Exercise:
Locate the line that contains "Enumerate this screenshot's". Retype it and every line after it to the end of the records, exactly, but not the pictures.
# START OF Task data
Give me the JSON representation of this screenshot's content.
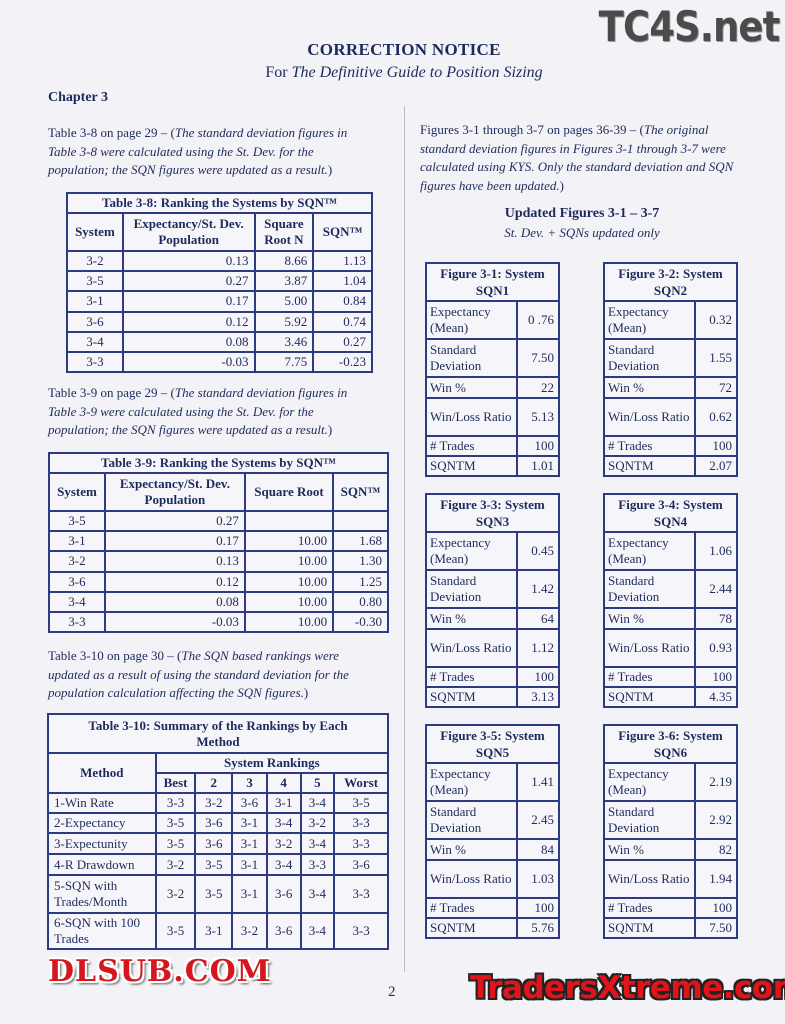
{
  "header": {
    "title": "CORRECTION NOTICE",
    "subtitle_prefix": "For ",
    "subtitle_book": "The Definitive Guide to Position Sizing"
  },
  "chapter": "Chapter 3",
  "left": {
    "para1": {
      "lead": "Table 3-8 on page 29 – (",
      "italic": "The standard deviation figures in Table 3-8 were calculated using the St. Dev. for the population; the SQN figures were updated as a result.",
      "tail": ")"
    },
    "table38": {
      "title": "Table 3-8: Ranking the Systems by SQN™",
      "headers": [
        "System",
        "Expectancy/St. Dev. Population",
        "Square Root N",
        "SQN™"
      ],
      "rows": [
        [
          "3-2",
          "0.13",
          "8.66",
          "1.13"
        ],
        [
          "3-5",
          "0.27",
          "3.87",
          "1.04"
        ],
        [
          "3-1",
          "0.17",
          "5.00",
          "0.84"
        ],
        [
          "3-6",
          "0.12",
          "5.92",
          "0.74"
        ],
        [
          "3-4",
          "0.08",
          "3.46",
          "0.27"
        ],
        [
          "3-3",
          "-0.03",
          "7.75",
          "-0.23"
        ]
      ]
    },
    "para2": {
      "lead": "Table 3-9 on page 29 – (",
      "italic": "The standard deviation figures in Table 3-9 were calculated using the St. Dev. for the population; the SQN figures were updated as a result.",
      "tail": ")"
    },
    "table39": {
      "title": "Table 3-9: Ranking the Systems by SQN™",
      "headers": [
        "System",
        "Expectancy/St. Dev. Population",
        "Square Root",
        "SQN™"
      ],
      "rows": [
        [
          "3-5",
          "0.27",
          "",
          ""
        ],
        [
          "3-1",
          "0.17",
          "10.00",
          "1.68"
        ],
        [
          "3-2",
          "0.13",
          "10.00",
          "1.30"
        ],
        [
          "3-6",
          "0.12",
          "10.00",
          "1.25"
        ],
        [
          "3-4",
          "0.08",
          "10.00",
          "0.80"
        ],
        [
          "3-3",
          "-0.03",
          "10.00",
          "-0.30"
        ]
      ]
    },
    "para3": {
      "lead": "Table 3-10 on page 30 – (",
      "italic": "The SQN based rankings were updated as a result of using the standard deviation for the population calculation affecting the SQN figures.",
      "tail": ")"
    },
    "table310": {
      "title": "Table 3-10: Summary of the Rankings by Each Method",
      "method_header": "Method",
      "group_header": "System Rankings",
      "rank_headers": [
        "Best",
        "2",
        "3",
        "4",
        "5",
        "Worst"
      ],
      "rows": [
        {
          "method": "1-Win Rate",
          "ranks": [
            "3-3",
            "3-2",
            "3-6",
            "3-1",
            "3-4",
            "3-5"
          ]
        },
        {
          "method": "2-Expectancy",
          "ranks": [
            "3-5",
            "3-6",
            "3-1",
            "3-4",
            "3-2",
            "3-3"
          ]
        },
        {
          "method": "3-Expectunity",
          "ranks": [
            "3-5",
            "3-6",
            "3-1",
            "3-2",
            "3-4",
            "3-3"
          ]
        },
        {
          "method": "4-R Drawdown",
          "ranks": [
            "3-2",
            "3-5",
            "3-1",
            "3-4",
            "3-3",
            "3-6"
          ]
        },
        {
          "method": "5-SQN with Trades/Month",
          "ranks": [
            "3-2",
            "3-5",
            "3-1",
            "3-6",
            "3-4",
            "3-3"
          ]
        },
        {
          "method": "6-SQN with 100 Trades",
          "ranks": [
            "3-5",
            "3-1",
            "3-2",
            "3-6",
            "3-4",
            "3-3"
          ]
        }
      ]
    }
  },
  "right": {
    "para": {
      "lead": "Figures 3-1 through 3-7 on pages 36-39 – (",
      "italic": "The original standard deviation figures in Figures 3-1 through 3-7 were calculated using KYS.  Only the standard deviation and SQN figures have been updated.",
      "tail": ")"
    },
    "updated_heading": "Updated Figures 3-1 – 3-7",
    "updated_sub": "St. Dev. + SQNs updated only",
    "row_labels": [
      "Expectancy (Mean)",
      "Standard Deviation",
      "Win %",
      "Win/Loss Ratio",
      "# Trades",
      "SQNTM"
    ],
    "figures": [
      {
        "title": "Figure 3-1: System SQN1",
        "values": [
          "0 .76",
          "7.50",
          "22",
          "5.13",
          "100",
          "1.01"
        ]
      },
      {
        "title": "Figure 3-2: System SQN2",
        "values": [
          "0.32",
          "1.55",
          "72",
          "0.62",
          "100",
          "2.07"
        ]
      },
      {
        "title": "Figure 3-3: System SQN3",
        "values": [
          "0.45",
          "1.42",
          "64",
          "1.12",
          "100",
          "3.13"
        ]
      },
      {
        "title": "Figure 3-4: System SQN4",
        "values": [
          "1.06",
          "2.44",
          "78",
          "0.93",
          "100",
          "4.35"
        ]
      },
      {
        "title": "Figure 3-5: System SQN5",
        "values": [
          "1.41",
          "2.45",
          "84",
          "1.03",
          "100",
          "5.76"
        ]
      },
      {
        "title": "Figure 3-6: System SQN6",
        "values": [
          "2.19",
          "2.92",
          "82",
          "1.94",
          "100",
          "7.50"
        ]
      }
    ]
  },
  "page_number": "2",
  "watermarks": {
    "top_right": "TC4S.net",
    "middle": "DLSUB.COM",
    "bottom_right": "TradersXtreme.com"
  },
  "colors": {
    "text": "#1e2a5c",
    "table_border": "#2d3c82",
    "watermark_red": "#d4171e"
  }
}
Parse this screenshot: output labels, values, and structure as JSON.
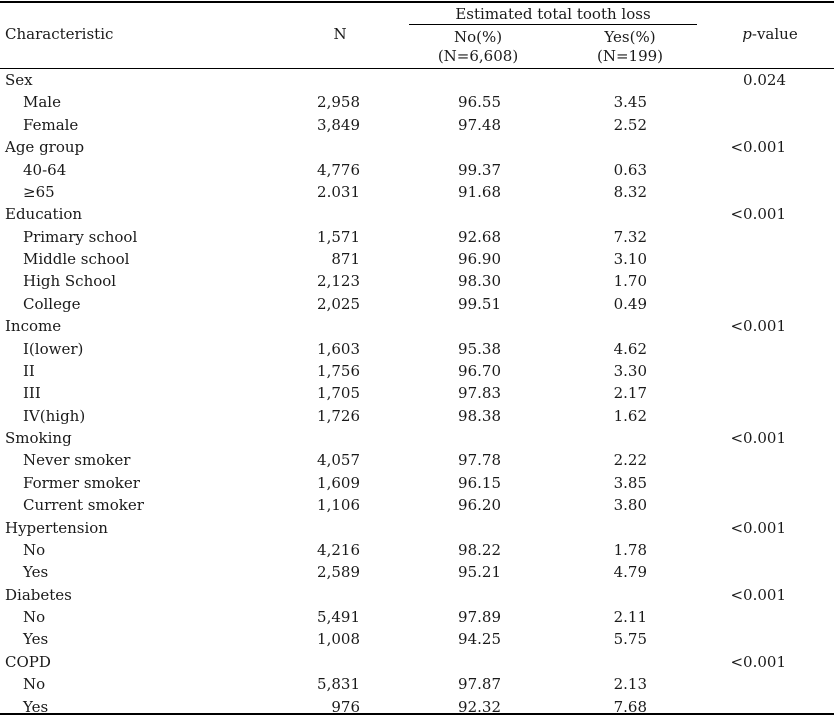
{
  "header": {
    "characteristic": "Characteristic",
    "n": "N",
    "span": "Estimated total tooth loss",
    "no_line1": "No(%)",
    "no_line2": "(N=6,608)",
    "yes_line1": "Yes(%)",
    "yes_line2": "(N=199)",
    "p_italic": "p",
    "p_rest": "-value"
  },
  "rows": [
    {
      "label": "Sex",
      "type": "group",
      "n": "",
      "no": "",
      "yes": "",
      "p": "0.024"
    },
    {
      "label": "Male",
      "type": "sub",
      "n": "2,958",
      "no": "96.55",
      "yes": "3.45",
      "p": ""
    },
    {
      "label": "Female",
      "type": "sub",
      "n": "3,849",
      "no": "97.48",
      "yes": "2.52",
      "p": ""
    },
    {
      "label": "Age group",
      "type": "group",
      "n": "",
      "no": "",
      "yes": "",
      "p": "<0.001"
    },
    {
      "label": "40-64",
      "type": "sub",
      "n": "4,776",
      "no": "99.37",
      "yes": "0.63",
      "p": ""
    },
    {
      "label": "≥65",
      "type": "sub",
      "n": "2.031",
      "no": "91.68",
      "yes": "8.32",
      "p": ""
    },
    {
      "label": "Education",
      "type": "group",
      "n": "",
      "no": "",
      "yes": "",
      "p": "<0.001"
    },
    {
      "label": "Primary school",
      "type": "sub",
      "n": "1,571",
      "no": "92.68",
      "yes": "7.32",
      "p": ""
    },
    {
      "label": "Middle school",
      "type": "sub",
      "n": "871",
      "no": "96.90",
      "yes": "3.10",
      "p": ""
    },
    {
      "label": "High School",
      "type": "sub",
      "n": "2,123",
      "no": "98.30",
      "yes": "1.70",
      "p": ""
    },
    {
      "label": "College",
      "type": "sub",
      "n": "2,025",
      "no": "99.51",
      "yes": "0.49",
      "p": ""
    },
    {
      "label": "Income",
      "type": "group",
      "n": "",
      "no": "",
      "yes": "",
      "p": "<0.001"
    },
    {
      "label": "I(lower)",
      "type": "sub",
      "n": "1,603",
      "no": "95.38",
      "yes": "4.62",
      "p": ""
    },
    {
      "label": "II",
      "type": "sub",
      "n": "1,756",
      "no": "96.70",
      "yes": "3.30",
      "p": ""
    },
    {
      "label": "III",
      "type": "sub",
      "n": "1,705",
      "no": "97.83",
      "yes": "2.17",
      "p": ""
    },
    {
      "label": "IV(high)",
      "type": "sub",
      "n": "1,726",
      "no": "98.38",
      "yes": "1.62",
      "p": ""
    },
    {
      "label": "Smoking",
      "type": "group",
      "n": "",
      "no": "",
      "yes": "",
      "p": "<0.001"
    },
    {
      "label": "Never smoker",
      "type": "sub",
      "n": "4,057",
      "no": "97.78",
      "yes": "2.22",
      "p": ""
    },
    {
      "label": "Former smoker",
      "type": "sub",
      "n": "1,609",
      "no": "96.15",
      "yes": "3.85",
      "p": ""
    },
    {
      "label": "Current smoker",
      "type": "sub",
      "n": "1,106",
      "no": "96.20",
      "yes": "3.80",
      "p": ""
    },
    {
      "label": "Hypertension",
      "type": "group",
      "n": "",
      "no": "",
      "yes": "",
      "p": "<0.001"
    },
    {
      "label": "No",
      "type": "sub",
      "n": "4,216",
      "no": "98.22",
      "yes": "1.78",
      "p": ""
    },
    {
      "label": "Yes",
      "type": "sub",
      "n": "2,589",
      "no": "95.21",
      "yes": "4.79",
      "p": ""
    },
    {
      "label": "Diabetes",
      "type": "group",
      "n": "",
      "no": "",
      "yes": "",
      "p": "<0.001"
    },
    {
      "label": "No",
      "type": "sub",
      "n": "5,491",
      "no": "97.89",
      "yes": "2.11",
      "p": ""
    },
    {
      "label": "Yes",
      "type": "sub",
      "n": "1,008",
      "no": "94.25",
      "yes": "5.75",
      "p": ""
    },
    {
      "label": "COPD",
      "type": "group",
      "n": "",
      "no": "",
      "yes": "",
      "p": "<0.001"
    },
    {
      "label": "No",
      "type": "sub",
      "n": "5,831",
      "no": "97.87",
      "yes": "2.13",
      "p": ""
    },
    {
      "label": "Yes",
      "type": "sub",
      "n": "976",
      "no": "92.32",
      "yes": "7.68",
      "p": ""
    }
  ]
}
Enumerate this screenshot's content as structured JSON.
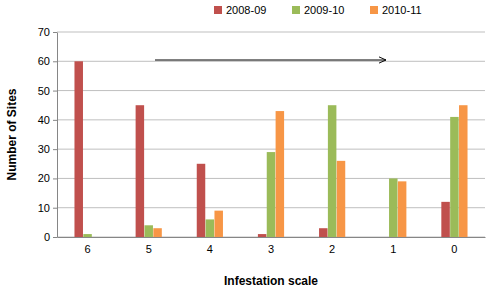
{
  "chart_data": {
    "type": "bar",
    "x_label": "Infestation scale",
    "y_label": "Number of Sites",
    "categories": [
      "6",
      "5",
      "4",
      "3",
      "2",
      "1",
      "0"
    ],
    "series": [
      {
        "name": "2008-09",
        "color": "#c0504d",
        "values": [
          60,
          45,
          25,
          1,
          3,
          0,
          12
        ]
      },
      {
        "name": "2009-10",
        "color": "#9bbb59",
        "values": [
          1,
          4,
          6,
          29,
          45,
          20,
          41
        ]
      },
      {
        "name": "2010-11",
        "color": "#f79646",
        "values": [
          0,
          3,
          9,
          43,
          26,
          19,
          45
        ]
      }
    ],
    "ylim": [
      0,
      70
    ],
    "yticks": [
      0,
      10,
      20,
      30,
      40,
      50,
      60,
      70
    ],
    "grid": true,
    "legend": "top"
  }
}
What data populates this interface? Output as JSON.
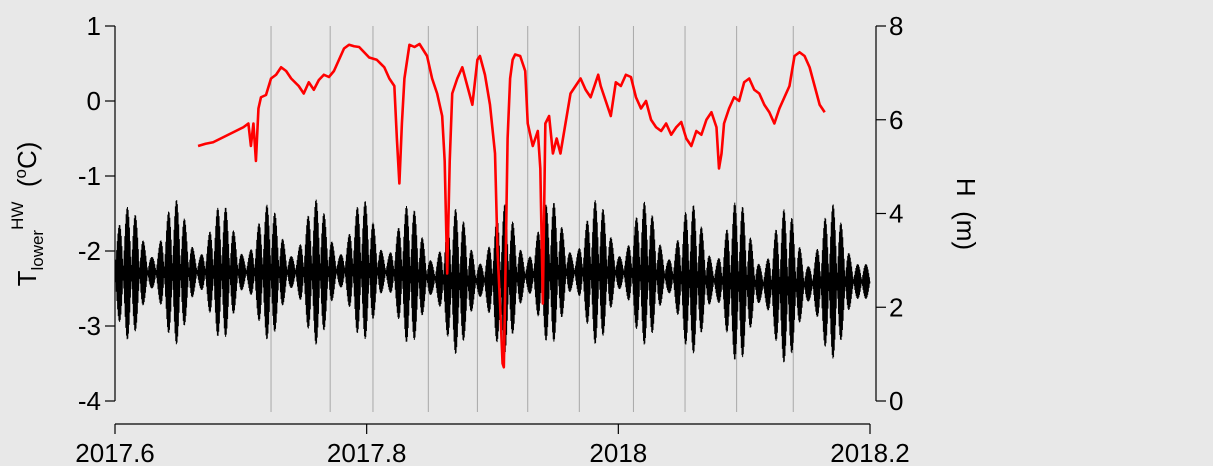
# END OF Task data
Response to this exercise:
Enumerate this screenshot's content as structured JSON.
{
  "chart_data": {
    "type": "bar",
    "x_label": "Infestation scale",
    "y_label": "Number of Sites",
    "categories": [
      "6",
      "5",
      "4",
      "3",
      "2",
      "1",
      "0"
    ],
    "series": [
      {
        "name": "2008-09",
        "color": "#c0504d",
        "values": [
          60,
          45,
          25,
          1,
          3,
          0,
          12
        ]
      },
      {
        "name": "2009-10",
        "color": "#9bbb59",
        "values": [
          1,
          4,
          6,
          29,
          45,
          20,
          41
        ]
      },
      {
        "name": "2010-11",
        "color": "#f79646",
        "values": [
          0,
          3,
          9,
          43,
          26,
          19,
          45
        ]
      }
    ],
    "ylim": [
      0,
      70
    ],
    "yticks": [
      0,
      10,
      20,
      30,
      40,
      50,
      60,
      70
    ],
    "grid": true,
    "legend": "top"
  }
}
What data populates this interface? Output as JSON.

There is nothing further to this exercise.